• POSTAWIONE ZADANIE 1: Z jakiej miejscowości pochodzi Oksana Hamerska według artykułu o projekcie „Kołomyja”?
• POSTAWIONE ZADANIE 2: Przepisz dokładnie fragment artykułu o projekcie „Kołomyja” od słów „Kultura Poznań - Wydarzenia” do słów „aranżer Jacek Skowroński.”, łącznie z nimi.
• POSTAWIONE ZADANIE 3: Napisz dalszy ciąg artykułu o projekcie „Kołomyja”, zaczynając od miejsca po jego ostatnim zdaniu.

Kultura w Poznaniu

Kultura Poznań - Wydarzenia Kulturalne, Informacje i Aktualności

opublikowano:

Chorzy na etno-folk

"Kołomyja" to wspólny projekt Oksany Hamerskiej i Jacka Skowrońskiego. Jak zaznaczają twórcy, jest podróżą do korzeni słowiańsko-bałkańskiej muzyki ludowej.

. - grafika artykułu
Fot. Przemysław Kaczmarek

- Choruję na etno-folk od dziesięciu lat. Próbowałem kilka razy zrealizować marzenia o projekcie, ale zawsze czegoś brakowało. Myślałem już, żeby odpuścić sobie ten temat, ale Ukraina, która - szczególnie w ostatnim jakże trudnym dla niej okresie - jest ciągle obecna w mediach, nie dawała o sobie zapomnieć. Wpadł mi do głowy pomysł, aby porozmawiać o tym z Oksaną, z którą pracowałem w Teatrze Nowym, ale nie mieliśmy okazji się bliżej poznać. Jestem przekonany, że trafiliśmy na siebie w idealnym momencie - opowiada zaangażowany w projekt pianista, kompozytor i aranżer Jacek Skowroński.

Na Scenie Wspólnej oprócz pianisty, pojawią się jeszcze trzej inni muzycy: Michał Gajda (akordeon), Marcin Chenczke (kontrabas) i Andrzej Mazurek (perkusja, instrumenty perkusyjne). Zaśpiewa natomiast i zagra na skrzypcach Oksana Hamerska, wspomniana aktorka Teatru Nowego, która pochodzi z przygranicznych Mościsk na Ukrainie.

• DOSTARCZONE DANE:
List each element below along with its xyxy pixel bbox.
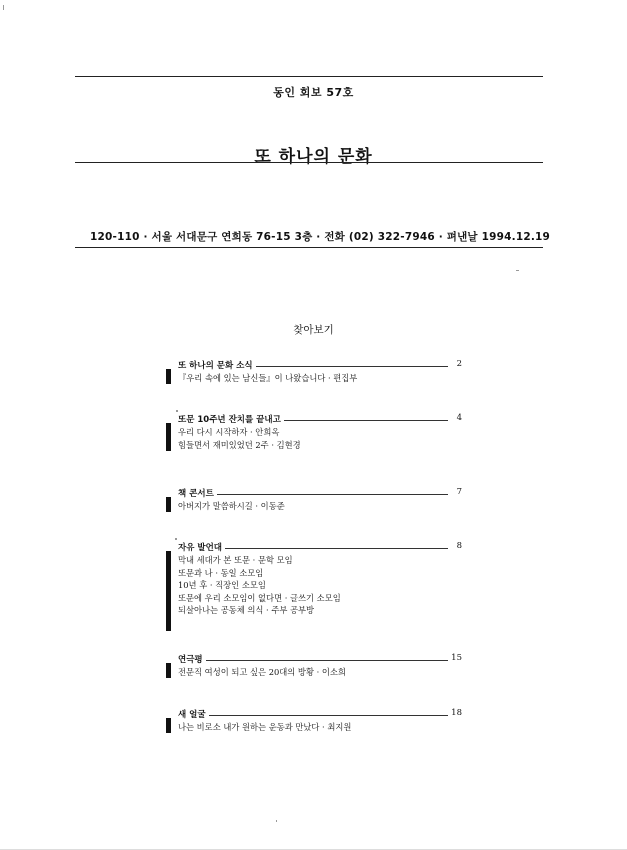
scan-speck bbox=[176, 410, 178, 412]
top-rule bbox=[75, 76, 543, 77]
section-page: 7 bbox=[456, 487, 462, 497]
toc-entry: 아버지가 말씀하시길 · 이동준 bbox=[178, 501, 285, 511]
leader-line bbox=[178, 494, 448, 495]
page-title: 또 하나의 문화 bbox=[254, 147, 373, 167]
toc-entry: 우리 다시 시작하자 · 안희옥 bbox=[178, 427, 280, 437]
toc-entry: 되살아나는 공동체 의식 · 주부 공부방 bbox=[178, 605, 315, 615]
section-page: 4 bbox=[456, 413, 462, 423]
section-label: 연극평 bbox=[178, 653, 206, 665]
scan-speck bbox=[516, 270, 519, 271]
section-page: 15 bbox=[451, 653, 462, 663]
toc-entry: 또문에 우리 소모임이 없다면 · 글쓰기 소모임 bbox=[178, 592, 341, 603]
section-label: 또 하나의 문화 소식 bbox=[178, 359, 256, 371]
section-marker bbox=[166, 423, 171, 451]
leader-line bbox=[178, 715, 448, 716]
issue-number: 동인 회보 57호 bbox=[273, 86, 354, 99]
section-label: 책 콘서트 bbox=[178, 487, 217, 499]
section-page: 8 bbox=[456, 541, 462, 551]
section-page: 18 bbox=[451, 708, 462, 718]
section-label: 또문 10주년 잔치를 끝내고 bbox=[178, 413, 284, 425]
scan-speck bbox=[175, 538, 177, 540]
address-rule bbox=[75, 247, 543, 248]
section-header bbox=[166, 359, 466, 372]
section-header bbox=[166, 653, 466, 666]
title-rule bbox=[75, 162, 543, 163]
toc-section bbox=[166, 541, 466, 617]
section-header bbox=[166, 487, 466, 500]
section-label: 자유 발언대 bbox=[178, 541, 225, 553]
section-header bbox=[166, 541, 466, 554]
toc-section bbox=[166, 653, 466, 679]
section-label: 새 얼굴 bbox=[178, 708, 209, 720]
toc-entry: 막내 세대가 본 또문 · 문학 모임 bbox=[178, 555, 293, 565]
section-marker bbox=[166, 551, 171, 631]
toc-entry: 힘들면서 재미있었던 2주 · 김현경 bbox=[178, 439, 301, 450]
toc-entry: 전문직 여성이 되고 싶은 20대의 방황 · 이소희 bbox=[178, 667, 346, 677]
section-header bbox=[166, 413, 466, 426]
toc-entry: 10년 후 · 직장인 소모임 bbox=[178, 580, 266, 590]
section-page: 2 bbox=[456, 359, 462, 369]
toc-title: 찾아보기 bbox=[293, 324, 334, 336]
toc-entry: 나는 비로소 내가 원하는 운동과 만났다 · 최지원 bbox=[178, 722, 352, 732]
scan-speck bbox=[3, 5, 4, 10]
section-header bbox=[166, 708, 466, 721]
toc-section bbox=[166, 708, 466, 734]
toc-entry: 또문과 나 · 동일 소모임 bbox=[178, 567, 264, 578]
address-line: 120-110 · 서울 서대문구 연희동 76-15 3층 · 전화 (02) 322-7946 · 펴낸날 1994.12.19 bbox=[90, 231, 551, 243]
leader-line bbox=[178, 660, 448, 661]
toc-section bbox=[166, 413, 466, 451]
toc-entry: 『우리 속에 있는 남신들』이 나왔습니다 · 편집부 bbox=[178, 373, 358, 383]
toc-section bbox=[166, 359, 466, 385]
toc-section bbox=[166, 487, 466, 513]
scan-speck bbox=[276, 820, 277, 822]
==
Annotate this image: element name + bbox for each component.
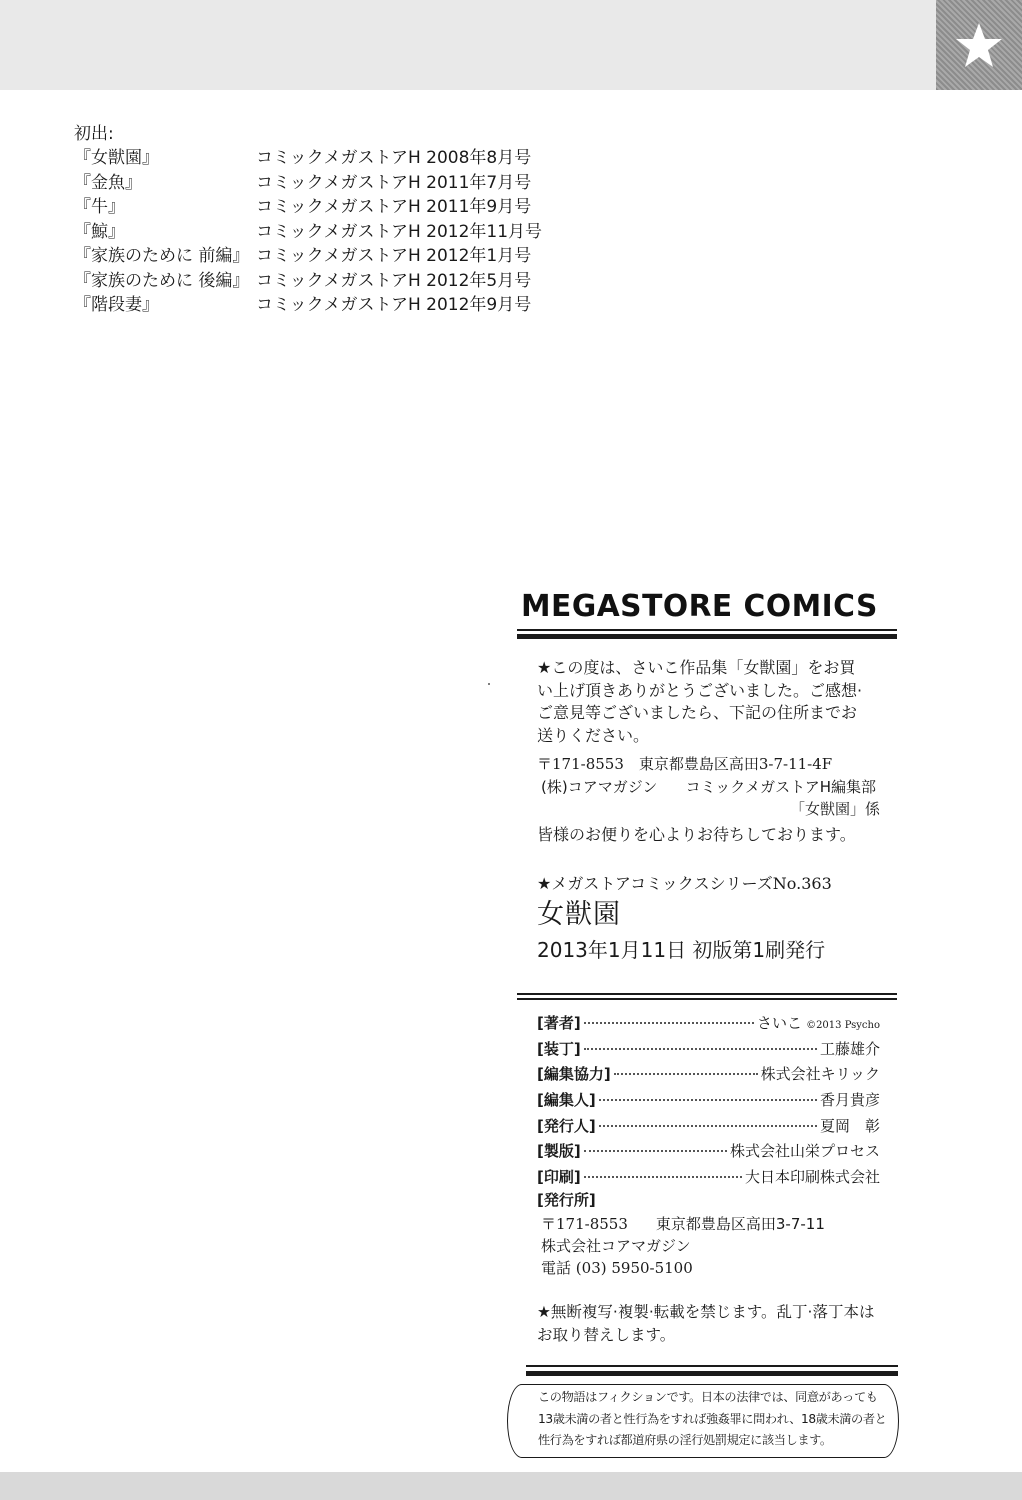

• ODPOWIEDŹ DO ZADANIA 1: Z przygranicznych Mościsk na Ukrainie.

• ODPOWIEDŹ DO ZADANIA 2:
Kultura Poznań - Wydarzenia Kulturalne, Informacje i Aktualności

opublikowano:

Chorzy na etno-folk

"Kołomyja" to wspólny projekt Oksany Hamerskiej i Jacka Skowrońskiego. Jak zaznaczają twórcy, jest podróżą do korzeni słowiańsko-bałkańskiej muzyki ludowej.

. - grafika artykułu
Fot. Przemysław Kaczmarek

- Choruję na etno-folk od dziesięciu lat. Próbowałem kilka razy zrealizować marzenia o projekcie, ale zawsze czegoś brakowało. Myślałem już, żeby odpuścić sobie ten temat, ale Ukraina, która - szczególnie w ostatnim jakże trudnym dla niej okresie - jest ciągle obecna w mediach, nie dawała o sobie zapomnieć. Wpadł mi do głowy pomysł, aby porozmawiać o tym z Oksaną, z którą pracowałem w Teatrze Nowym, ale nie mieliśmy okazji się bliżej poznać. Jestem przekonany, że trafiliśmy na siebie w idealnym momencie - opowiada zaangażowany w projekt pianista, kompozytor i aranżer Jacek Skowroński.

• ODPOWIEDŹ DO ZADANIA 3:
Ludowa energia i prostota

W programie zatytułowanym "Kołomyja", którego nazwa nawiązuje do żywiołowego tańca, ale także ukraińskiej pieśni lirycznej, pojawią się zarówno polskie, ukraińskie, jak i bałkańskie melodie. Skoczne i ludowe rytmy, ale również ballady, kołysanki i cerkiewne śpiewy. - Często są to pieśni zalotne, miłosne. Część mówi też o utracie wianka panny, odejściu od matki i wyjściu za mąż. Są utwory żartobliwie, jak "Sednalo e diore dos" lub "Oj, pamiętasz, psie hultaju". Jest też kołysanka i utwór o św. Halinie - wylicza Jacek Skowroński.

Utwory te nie będą się układały w żadną opowieść, ale, zdaniem twórców, będą wyrazem tego, co gra w każdej słowiańskiej duszy. - Wspólny mianownik? Jak zwykle, zdecydowana większość traktuje o miłości. Dla mnie najważniejsze było to, czy mam dobry muzyczny pomysł na ciekawe opracowanie. Szukałem w tych utworach pierwotnej, ludowej energii, prostoty i surowości. Szalenie lubię te "prymitywne" melodie i teksty. Dają mi świetny punkt wyjścia. Wiadomo - w efekcie ma powstać melanż, kombinacja wsi i miasta, natury i kultury. Ale też od pierwszej próby moje opracowania były przygotowywane już pod konkretną wokalistkę. Dlatego śpiew i interpretacja Oksany były dla mnie cały czas inspiracją. Nie bez znaczenia był też ciągły kontakt, wymiana myśli na każdy temat, w detalach - tłumaczy muzyk.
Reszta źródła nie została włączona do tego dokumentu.